--- START OF Stored records ---

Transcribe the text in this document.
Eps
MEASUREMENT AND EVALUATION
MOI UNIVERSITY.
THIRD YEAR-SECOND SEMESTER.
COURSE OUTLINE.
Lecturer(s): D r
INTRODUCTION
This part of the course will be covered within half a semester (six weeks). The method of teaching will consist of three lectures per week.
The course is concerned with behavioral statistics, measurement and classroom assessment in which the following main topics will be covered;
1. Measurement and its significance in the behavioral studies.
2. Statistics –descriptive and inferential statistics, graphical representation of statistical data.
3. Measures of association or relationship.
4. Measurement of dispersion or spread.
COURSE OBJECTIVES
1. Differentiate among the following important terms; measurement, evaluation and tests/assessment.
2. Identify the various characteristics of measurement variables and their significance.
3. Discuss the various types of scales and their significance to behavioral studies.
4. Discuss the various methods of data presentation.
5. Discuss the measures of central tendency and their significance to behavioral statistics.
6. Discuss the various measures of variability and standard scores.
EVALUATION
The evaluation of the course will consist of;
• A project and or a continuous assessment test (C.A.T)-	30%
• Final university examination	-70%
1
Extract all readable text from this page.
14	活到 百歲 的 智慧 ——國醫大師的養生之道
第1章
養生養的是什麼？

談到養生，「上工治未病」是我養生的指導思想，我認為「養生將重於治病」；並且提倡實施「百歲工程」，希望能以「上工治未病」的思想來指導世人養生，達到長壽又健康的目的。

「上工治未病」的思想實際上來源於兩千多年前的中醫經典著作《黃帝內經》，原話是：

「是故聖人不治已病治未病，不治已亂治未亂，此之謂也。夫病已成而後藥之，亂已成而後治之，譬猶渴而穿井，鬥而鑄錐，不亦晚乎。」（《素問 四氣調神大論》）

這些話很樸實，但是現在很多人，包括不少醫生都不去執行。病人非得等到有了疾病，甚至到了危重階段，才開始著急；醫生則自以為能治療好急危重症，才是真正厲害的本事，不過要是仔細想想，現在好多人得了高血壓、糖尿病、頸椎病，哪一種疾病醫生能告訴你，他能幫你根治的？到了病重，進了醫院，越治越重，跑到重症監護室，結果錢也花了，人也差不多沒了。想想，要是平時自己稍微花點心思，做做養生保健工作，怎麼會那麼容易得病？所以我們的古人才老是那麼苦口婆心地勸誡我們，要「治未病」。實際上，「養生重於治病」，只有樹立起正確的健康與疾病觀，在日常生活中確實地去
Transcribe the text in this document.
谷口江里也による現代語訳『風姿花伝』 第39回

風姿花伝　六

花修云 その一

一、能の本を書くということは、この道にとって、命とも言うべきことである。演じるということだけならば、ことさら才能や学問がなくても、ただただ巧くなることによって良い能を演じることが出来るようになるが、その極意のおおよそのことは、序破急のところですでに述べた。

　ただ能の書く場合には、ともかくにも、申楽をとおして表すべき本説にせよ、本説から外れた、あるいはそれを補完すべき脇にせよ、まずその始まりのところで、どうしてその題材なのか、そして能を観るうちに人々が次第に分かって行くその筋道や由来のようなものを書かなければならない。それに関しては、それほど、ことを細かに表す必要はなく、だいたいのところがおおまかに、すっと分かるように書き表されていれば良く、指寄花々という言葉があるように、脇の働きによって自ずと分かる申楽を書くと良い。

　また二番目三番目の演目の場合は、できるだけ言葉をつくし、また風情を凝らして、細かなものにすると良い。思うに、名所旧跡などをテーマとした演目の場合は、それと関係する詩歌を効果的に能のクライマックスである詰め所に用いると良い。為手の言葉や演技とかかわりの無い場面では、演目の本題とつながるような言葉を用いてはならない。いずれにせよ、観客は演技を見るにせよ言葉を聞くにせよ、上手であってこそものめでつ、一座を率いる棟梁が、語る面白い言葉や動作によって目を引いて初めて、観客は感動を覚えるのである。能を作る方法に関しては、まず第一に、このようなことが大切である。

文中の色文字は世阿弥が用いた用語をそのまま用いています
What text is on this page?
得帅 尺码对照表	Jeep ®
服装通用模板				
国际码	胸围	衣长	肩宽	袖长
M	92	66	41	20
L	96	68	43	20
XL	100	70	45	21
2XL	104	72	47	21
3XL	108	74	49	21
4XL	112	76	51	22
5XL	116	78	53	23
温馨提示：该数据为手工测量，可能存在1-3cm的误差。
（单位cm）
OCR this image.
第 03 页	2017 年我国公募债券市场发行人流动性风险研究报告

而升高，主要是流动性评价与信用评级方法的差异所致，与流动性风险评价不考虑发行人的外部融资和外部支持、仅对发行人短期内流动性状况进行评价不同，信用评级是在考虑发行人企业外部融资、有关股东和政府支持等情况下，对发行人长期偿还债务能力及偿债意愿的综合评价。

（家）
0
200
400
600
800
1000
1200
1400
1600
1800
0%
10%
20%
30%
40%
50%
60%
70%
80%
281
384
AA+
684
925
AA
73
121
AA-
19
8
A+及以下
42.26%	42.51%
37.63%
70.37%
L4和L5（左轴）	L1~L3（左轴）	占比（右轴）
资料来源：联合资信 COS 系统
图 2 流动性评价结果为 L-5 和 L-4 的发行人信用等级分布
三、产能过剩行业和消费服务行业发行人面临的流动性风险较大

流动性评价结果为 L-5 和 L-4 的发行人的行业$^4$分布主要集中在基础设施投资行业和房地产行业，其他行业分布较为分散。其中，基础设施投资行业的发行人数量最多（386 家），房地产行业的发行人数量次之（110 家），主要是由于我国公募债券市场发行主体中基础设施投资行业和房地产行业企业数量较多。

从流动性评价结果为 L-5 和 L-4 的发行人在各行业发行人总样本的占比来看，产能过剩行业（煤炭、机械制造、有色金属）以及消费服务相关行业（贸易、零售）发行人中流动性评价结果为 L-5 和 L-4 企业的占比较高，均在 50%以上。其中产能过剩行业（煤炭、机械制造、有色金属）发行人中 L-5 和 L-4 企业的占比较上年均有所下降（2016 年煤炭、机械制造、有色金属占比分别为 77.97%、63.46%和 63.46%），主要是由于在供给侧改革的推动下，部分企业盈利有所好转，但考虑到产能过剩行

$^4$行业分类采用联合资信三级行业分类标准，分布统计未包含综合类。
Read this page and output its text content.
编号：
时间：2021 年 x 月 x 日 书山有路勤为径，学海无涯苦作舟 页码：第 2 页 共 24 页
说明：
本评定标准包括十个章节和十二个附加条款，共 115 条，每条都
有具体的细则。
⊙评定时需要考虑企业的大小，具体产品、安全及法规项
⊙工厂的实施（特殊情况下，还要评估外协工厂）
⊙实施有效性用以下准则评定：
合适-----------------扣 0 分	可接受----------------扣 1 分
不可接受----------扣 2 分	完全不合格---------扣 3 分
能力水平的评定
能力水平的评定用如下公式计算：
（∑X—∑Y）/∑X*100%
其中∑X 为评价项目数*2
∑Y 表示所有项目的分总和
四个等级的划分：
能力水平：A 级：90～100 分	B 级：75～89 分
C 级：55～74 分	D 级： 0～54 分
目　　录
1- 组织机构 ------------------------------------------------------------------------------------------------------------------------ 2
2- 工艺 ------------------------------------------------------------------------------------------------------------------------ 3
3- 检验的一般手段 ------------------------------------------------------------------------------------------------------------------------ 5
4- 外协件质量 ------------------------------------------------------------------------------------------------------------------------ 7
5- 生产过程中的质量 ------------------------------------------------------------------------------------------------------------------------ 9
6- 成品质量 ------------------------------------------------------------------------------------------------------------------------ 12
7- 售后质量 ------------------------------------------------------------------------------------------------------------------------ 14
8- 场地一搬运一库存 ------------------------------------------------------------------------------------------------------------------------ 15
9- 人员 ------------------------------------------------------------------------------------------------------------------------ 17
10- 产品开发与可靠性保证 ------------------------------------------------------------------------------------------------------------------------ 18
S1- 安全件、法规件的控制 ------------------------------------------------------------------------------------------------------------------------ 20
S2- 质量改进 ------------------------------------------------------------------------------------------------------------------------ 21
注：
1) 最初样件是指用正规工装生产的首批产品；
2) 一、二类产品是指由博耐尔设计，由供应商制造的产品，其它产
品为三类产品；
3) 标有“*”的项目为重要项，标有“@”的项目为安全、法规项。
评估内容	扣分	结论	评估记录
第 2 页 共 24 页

--- END OF Stored records ---

Copy and report every line where the word "various" is present.

2. Identify the various characteristics of measurement variables and their significance.
3. Discuss the various types of scales and their significance to behavioral studies.
4. Discuss the various methods of data presentation.
6. Discuss the various measures of variability and standard scores.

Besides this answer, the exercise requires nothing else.